------ ENTRIES SHOWN ------

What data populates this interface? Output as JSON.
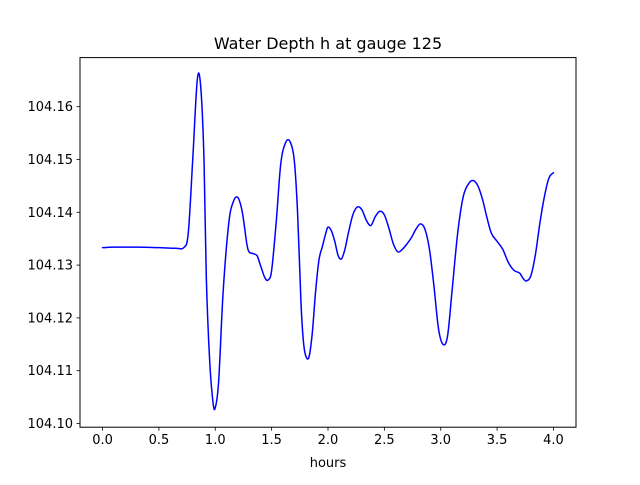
{
  "chart_data": {
    "type": "line",
    "title": "Water Depth h at gauge 125",
    "xlabel": "hours",
    "ylabel": "",
    "xlim": [
      -0.2,
      4.2
    ],
    "ylim": [
      104.0993,
      104.1693
    ],
    "xticks": [
      0.0,
      0.5,
      1.0,
      1.5,
      2.0,
      2.5,
      3.0,
      3.5,
      4.0
    ],
    "xtick_labels": [
      "0.0",
      "0.5",
      "1.0",
      "1.5",
      "2.0",
      "2.5",
      "3.0",
      "3.5",
      "4.0"
    ],
    "yticks": [
      104.1,
      104.11,
      104.12,
      104.13,
      104.14,
      104.15,
      104.16
    ],
    "ytick_labels": [
      "104.10",
      "104.11",
      "104.12",
      "104.13",
      "104.14",
      "104.15",
      "104.16"
    ],
    "grid": false,
    "series": [
      {
        "color": "#0000ff",
        "x": [
          0.0,
          0.1,
          0.3,
          0.5,
          0.65,
          0.72,
          0.76,
          0.8,
          0.84,
          0.87,
          0.9,
          0.92,
          0.95,
          0.98,
          1.0,
          1.03,
          1.07,
          1.12,
          1.16,
          1.2,
          1.24,
          1.28,
          1.3,
          1.33,
          1.37,
          1.4,
          1.44,
          1.47,
          1.5,
          1.54,
          1.58,
          1.62,
          1.66,
          1.7,
          1.73,
          1.76,
          1.78,
          1.8,
          1.83,
          1.86,
          1.89,
          1.92,
          1.95,
          1.98,
          2.0,
          2.03,
          2.06,
          2.09,
          2.12,
          2.15,
          2.18,
          2.22,
          2.26,
          2.3,
          2.34,
          2.38,
          2.42,
          2.46,
          2.5,
          2.54,
          2.58,
          2.62,
          2.66,
          2.7,
          2.74,
          2.78,
          2.82,
          2.86,
          2.9,
          2.94,
          2.98,
          3.02,
          3.06,
          3.1,
          3.15,
          3.2,
          3.25,
          3.29,
          3.33,
          3.37,
          3.41,
          3.45,
          3.5,
          3.55,
          3.6,
          3.65,
          3.7,
          3.73,
          3.76,
          3.8,
          3.84,
          3.88,
          3.92,
          3.96,
          4.0
        ],
        "y": [
          104.1333,
          104.1334,
          104.1334,
          104.1333,
          104.1332,
          104.1333,
          104.136,
          104.15,
          104.165,
          104.164,
          104.15,
          104.128,
          104.112,
          104.104,
          104.103,
          104.108,
          104.125,
          104.138,
          104.142,
          104.1428,
          104.14,
          104.134,
          104.1325,
          104.1322,
          104.1318,
          104.13,
          104.1276,
          104.1272,
          104.129,
          104.138,
          104.149,
          104.153,
          104.1535,
          104.15,
          104.14,
          104.123,
          104.116,
          104.113,
          104.1125,
          104.117,
          104.125,
          104.131,
          104.1335,
          104.136,
          104.1372,
          104.1365,
          104.1345,
          104.1318,
          104.1312,
          104.133,
          104.136,
          104.1395,
          104.141,
          104.1405,
          104.1385,
          104.1375,
          104.1392,
          104.1402,
          104.1395,
          104.137,
          104.134,
          104.1325,
          104.133,
          104.134,
          104.1352,
          104.1368,
          104.1378,
          104.1368,
          104.133,
          104.126,
          104.118,
          104.115,
          104.1165,
          104.125,
          104.136,
          104.143,
          104.1455,
          104.146,
          104.145,
          104.1425,
          104.139,
          104.136,
          104.1345,
          104.133,
          104.1305,
          104.129,
          104.1285,
          104.1275,
          104.127,
          104.128,
          104.132,
          104.138,
          104.143,
          104.1465,
          104.1475
        ]
      }
    ]
  }
}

------

Give back all entries exactly. No pictures belong in the copy.

> **COMPLETED TASK**:
What data populates this interface? Output as JSON.
{
  "chart_data": {
    "type": "line",
    "title": "Water Depth h at gauge 125",
    "xlabel": "hours",
    "ylabel": "",
    "xlim": [
      -0.2,
      4.2
    ],
    "ylim": [
      104.0993,
      104.1693
    ],
    "xticks": [
      0.0,
      0.5,
      1.0,
      1.5,
      2.0,
      2.5,
      3.0,
      3.5,
      4.0
    ],
    "xtick_labels": [
      "0.0",
      "0.5",
      "1.0",
      "1.5",
      "2.0",
      "2.5",
      "3.0",
      "3.5",
      "4.0"
    ],
    "yticks": [
      104.1,
      104.11,
      104.12,
      104.13,
      104.14,
      104.15,
      104.16
    ],
    "ytick_labels": [
      "104.10",
      "104.11",
      "104.12",
      "104.13",
      "104.14",
      "104.15",
      "104.16"
    ],
    "grid": false,
    "series": [
      {
        "color": "#0000ff",
        "x": [
          0.0,
          0.1,
          0.3,
          0.5,
          0.65,
          0.72,
          0.76,
          0.8,
          0.84,
          0.87,
          0.9,
          0.92,
          0.95,
          0.98,
          1.0,
          1.03,
          1.07,
          1.12,
          1.16,
          1.2,
          1.24,
          1.28,
          1.3,
          1.33,
          1.37,
          1.4,
          1.44,
          1.47,
          1.5,
          1.54,
          1.58,
          1.62,
          1.66,
          1.7,
          1.73,
          1.76,
          1.78,
          1.8,
          1.83,
          1.86,
          1.89,
          1.92,
          1.95,
          1.98,
          2.0,
          2.03,
          2.06,
          2.09,
          2.12,
          2.15,
          2.18,
          2.22,
          2.26,
          2.3,
          2.34,
          2.38,
          2.42,
          2.46,
          2.5,
          2.54,
          2.58,
          2.62,
          2.66,
          2.7,
          2.74,
          2.78,
          2.82,
          2.86,
          2.9,
          2.94,
          2.98,
          3.02,
          3.06,
          3.1,
          3.15,
          3.2,
          3.25,
          3.29,
          3.33,
          3.37,
          3.41,
          3.45,
          3.5,
          3.55,
          3.6,
          3.65,
          3.7,
          3.73,
          3.76,
          3.8,
          3.84,
          3.88,
          3.92,
          3.96,
          4.0
        ],
        "y": [
          104.1333,
          104.1334,
          104.1334,
          104.1333,
          104.1332,
          104.1333,
          104.136,
          104.15,
          104.165,
          104.164,
          104.15,
          104.128,
          104.112,
          104.104,
          104.103,
          104.108,
          104.125,
          104.138,
          104.142,
          104.1428,
          104.14,
          104.134,
          104.1325,
          104.1322,
          104.1318,
          104.13,
          104.1276,
          104.1272,
          104.129,
          104.138,
          104.149,
          104.153,
          104.1535,
          104.15,
          104.14,
          104.123,
          104.116,
          104.113,
          104.1125,
          104.117,
          104.125,
          104.131,
          104.1335,
          104.136,
          104.1372,
          104.1365,
          104.1345,
          104.1318,
          104.1312,
          104.133,
          104.136,
          104.1395,
          104.141,
          104.1405,
          104.1385,
          104.1375,
          104.1392,
          104.1402,
          104.1395,
          104.137,
          104.134,
          104.1325,
          104.133,
          104.134,
          104.1352,
          104.1368,
          104.1378,
          104.1368,
          104.133,
          104.126,
          104.118,
          104.115,
          104.1165,
          104.125,
          104.136,
          104.143,
          104.1455,
          104.146,
          104.145,
          104.1425,
          104.139,
          104.136,
          104.1345,
          104.133,
          104.1305,
          104.129,
          104.1285,
          104.1275,
          104.127,
          104.128,
          104.132,
          104.138,
          104.143,
          104.1465,
          104.1475
        ]
      }
    ]
  }
}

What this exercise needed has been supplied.